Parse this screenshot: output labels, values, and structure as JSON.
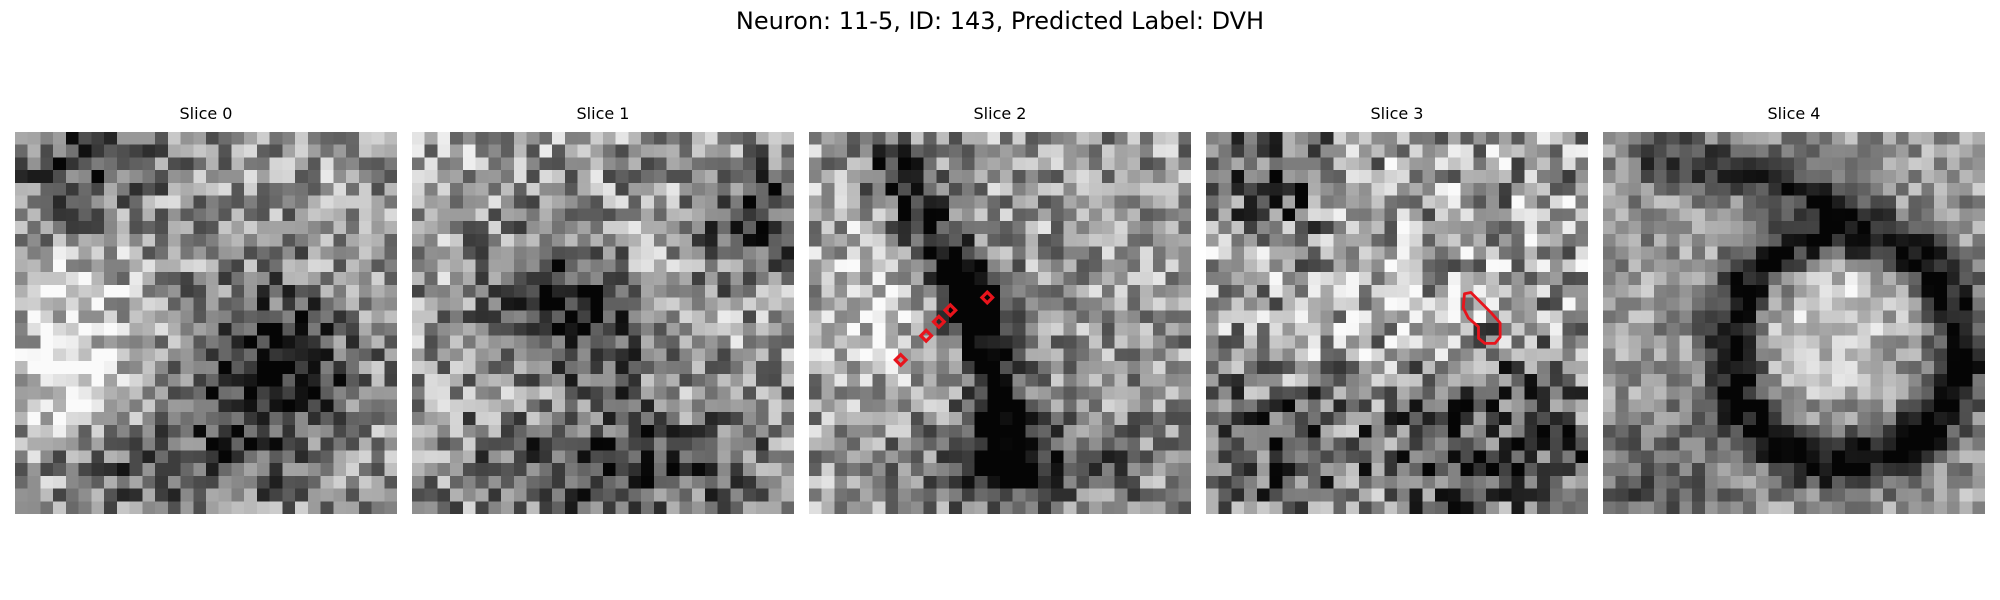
{
  "figure": {
    "title": "Neuron: 11-5, ID: 143, Predicted Label: DVH"
  },
  "slices": [
    {
      "title": "Slice 0"
    },
    {
      "title": "Slice 1"
    },
    {
      "title": "Slice 2"
    },
    {
      "title": "Slice 3"
    },
    {
      "title": "Slice 4"
    }
  ],
  "overlay": {
    "color": "#e8141c"
  }
}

━━━━━━━━━━━━━━━━

_STATED TASK_
Copy the listing over exactly, skipping the pictures it holds.

_FINAL ANSWER_
Parse this screenshot: output labels, values, and structure as JSON.
{
  "figure": {
    "title": "Neuron: 11-5, ID: 143, Predicted Label: DVH"
  },
  "slices": [
    {
      "title": "Slice 0"
    },
    {
      "title": "Slice 1"
    },
    {
      "title": "Slice 2"
    },
    {
      "title": "Slice 3"
    },
    {
      "title": "Slice 4"
    }
  ],
  "overlay": {
    "color": "#e8141c"
  }
}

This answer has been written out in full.